**Goal of the exercise**:
Render all of the lines below as a numbered list, leaving out any blank lines.

**Materials provided**:

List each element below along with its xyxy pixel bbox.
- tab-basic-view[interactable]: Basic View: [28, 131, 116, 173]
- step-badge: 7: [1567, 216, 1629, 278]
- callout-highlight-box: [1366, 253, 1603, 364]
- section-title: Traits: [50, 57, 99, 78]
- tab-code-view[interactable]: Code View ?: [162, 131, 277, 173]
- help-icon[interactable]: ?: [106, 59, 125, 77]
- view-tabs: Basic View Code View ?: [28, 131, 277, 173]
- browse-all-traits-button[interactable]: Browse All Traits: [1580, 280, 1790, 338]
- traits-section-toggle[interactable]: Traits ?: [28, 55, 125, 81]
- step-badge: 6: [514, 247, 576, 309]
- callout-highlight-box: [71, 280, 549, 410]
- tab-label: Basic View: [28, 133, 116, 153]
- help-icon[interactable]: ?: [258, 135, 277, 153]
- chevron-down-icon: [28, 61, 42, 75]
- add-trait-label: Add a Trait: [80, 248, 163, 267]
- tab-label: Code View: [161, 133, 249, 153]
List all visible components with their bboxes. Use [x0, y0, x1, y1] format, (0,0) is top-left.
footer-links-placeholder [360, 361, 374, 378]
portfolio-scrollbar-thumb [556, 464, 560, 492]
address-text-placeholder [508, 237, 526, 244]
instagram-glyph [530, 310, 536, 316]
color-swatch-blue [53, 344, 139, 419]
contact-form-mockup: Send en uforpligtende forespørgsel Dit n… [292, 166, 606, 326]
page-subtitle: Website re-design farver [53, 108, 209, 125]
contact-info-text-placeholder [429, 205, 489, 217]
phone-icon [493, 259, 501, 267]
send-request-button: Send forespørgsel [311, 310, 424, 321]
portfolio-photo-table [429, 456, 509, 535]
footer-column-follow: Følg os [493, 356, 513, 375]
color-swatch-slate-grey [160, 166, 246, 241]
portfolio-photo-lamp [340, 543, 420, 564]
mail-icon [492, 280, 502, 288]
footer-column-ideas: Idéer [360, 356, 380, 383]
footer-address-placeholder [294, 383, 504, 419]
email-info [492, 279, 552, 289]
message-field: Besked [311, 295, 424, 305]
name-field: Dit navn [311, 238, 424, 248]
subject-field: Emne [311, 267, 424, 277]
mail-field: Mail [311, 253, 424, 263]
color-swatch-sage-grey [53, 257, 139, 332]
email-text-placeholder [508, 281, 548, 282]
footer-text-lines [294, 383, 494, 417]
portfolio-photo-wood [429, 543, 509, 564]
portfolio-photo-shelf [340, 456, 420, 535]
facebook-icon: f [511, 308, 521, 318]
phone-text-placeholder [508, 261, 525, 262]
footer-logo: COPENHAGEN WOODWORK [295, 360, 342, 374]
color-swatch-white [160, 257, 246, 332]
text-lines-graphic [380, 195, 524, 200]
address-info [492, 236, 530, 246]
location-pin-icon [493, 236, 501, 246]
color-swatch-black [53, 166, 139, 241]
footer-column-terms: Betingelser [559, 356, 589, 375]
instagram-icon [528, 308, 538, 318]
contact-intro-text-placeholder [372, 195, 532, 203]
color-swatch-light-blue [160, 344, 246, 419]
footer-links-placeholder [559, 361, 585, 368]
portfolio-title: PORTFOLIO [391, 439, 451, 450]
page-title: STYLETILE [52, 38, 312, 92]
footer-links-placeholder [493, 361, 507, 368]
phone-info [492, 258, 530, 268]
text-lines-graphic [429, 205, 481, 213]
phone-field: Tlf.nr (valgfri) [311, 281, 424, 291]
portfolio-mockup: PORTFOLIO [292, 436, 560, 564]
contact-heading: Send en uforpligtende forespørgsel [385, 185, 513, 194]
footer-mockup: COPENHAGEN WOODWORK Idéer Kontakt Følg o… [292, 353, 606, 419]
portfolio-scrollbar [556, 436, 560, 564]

**Exercise solution**:
1. List each element below along with its xyxy pixel bbox.
2. - tab-basic-view[interactable]: Basic View: [28, 131, 116, 173]
3. - step-badge: 7: [1567, 216, 1629, 278]
4. - callout-highlight-box: [1366, 253, 1603, 364]
5. - section-title: Traits: [50, 57, 99, 78]
6. - tab-code-view[interactable]: Code View ?: [162, 131, 277, 173]
7. - help-icon[interactable]: ?: [106, 59, 125, 77]
8. - view-tabs: Basic View Code View ?: [28, 131, 277, 173]
9. - browse-all-traits-button[interactable]: Browse All Traits: [1580, 280, 1790, 338]
10. - traits-section-toggle[interactable]: Traits ?: [28, 55, 125, 81]
11. - step-badge: 6: [514, 247, 576, 309]
12. - callout-highlight-box: [71, 280, 549, 410]
13. - tab-label: Basic View: [28, 133, 116, 153]
14. - help-icon[interactable]: ?: [258, 135, 277, 153]
15. - chevron-down-icon: [28, 61, 42, 75]
16. - add-trait-label: Add a Trait: [80, 248, 163, 267]
17. - tab-label: Code View: [161, 133, 249, 153]
18. List all visible components with their bboxes. Use [x0, y0, x1, y1] format, (0,0) is top-left.
19. footer-links-placeholder [360, 361, 374, 378]
20. portfolio-scrollbar-thumb [556, 464, 560, 492]
21. address-text-placeholder [508, 237, 526, 244]
22. instagram-glyph [530, 310, 536, 316]
23. color-swatch-blue [53, 344, 139, 419]
24. contact-form-mockup: Send en uforpligtende forespørgsel Dit n… [292, 166, 606, 326]
25. page-subtitle: Website re-design farver [53, 108, 209, 125]
26. contact-info-text-placeholder [429, 205, 489, 217]
27. phone-icon [493, 259, 501, 267]
28. send-request-button: Send forespørgsel [311, 310, 424, 321]
29. portfolio-photo-table [429, 456, 509, 535]
30. footer-column-follow: Følg os [493, 356, 513, 375]
31. color-swatch-slate-grey [160, 166, 246, 241]
32. portfolio-photo-lamp [340, 543, 420, 564]
33. mail-icon [492, 280, 502, 288]
34. footer-column-ideas: Idéer [360, 356, 380, 383]
35. footer-address-placeholder [294, 383, 504, 419]
36. email-info [492, 279, 552, 289]
37. message-field: Besked [311, 295, 424, 305]
38. name-field: Dit navn [311, 238, 424, 248]
39. subject-field: Emne [311, 267, 424, 277]
40. mail-field: Mail [311, 253, 424, 263]
41. color-swatch-sage-grey [53, 257, 139, 332]
42. email-text-placeholder [508, 281, 548, 282]
43. footer-text-lines [294, 383, 494, 417]
44. portfolio-photo-wood [429, 543, 509, 564]
45. portfolio-photo-shelf [340, 456, 420, 535]
46. facebook-icon: f [511, 308, 521, 318]
47. phone-text-placeholder [508, 261, 525, 262]
48. footer-logo: COPENHAGEN WOODWORK [295, 360, 342, 374]
49. color-swatch-white [160, 257, 246, 332]
50. text-lines-graphic [380, 195, 524, 200]
51. address-info [492, 236, 530, 246]
52. location-pin-icon [493, 236, 501, 246]
53. color-swatch-black [53, 166, 139, 241]
54. footer-column-terms: Betingelser [559, 356, 589, 375]
55. instagram-icon [528, 308, 538, 318]
56. contact-intro-text-placeholder [372, 195, 532, 203]
57. color-swatch-light-blue [160, 344, 246, 419]
58. footer-links-placeholder [559, 361, 585, 368]
59. portfolio-title: PORTFOLIO [391, 439, 451, 450]
60. page-title: STYLETILE [52, 38, 312, 92]
61. footer-links-placeholder [493, 361, 507, 368]
62. phone-info [492, 258, 530, 268]
63. text-lines-graphic [429, 205, 481, 213]
64. phone-field: Tlf.nr (valgfri) [311, 281, 424, 291]
65. portfolio-mockup: PORTFOLIO [292, 436, 560, 564]
66. contact-heading: Send en uforpligtende forespørgsel [385, 185, 513, 194]
67. footer-mockup: COPENHAGEN WOODWORK Idéer Kontakt Følg o… [292, 353, 606, 419]
68. portfolio-scrollbar [556, 436, 560, 564]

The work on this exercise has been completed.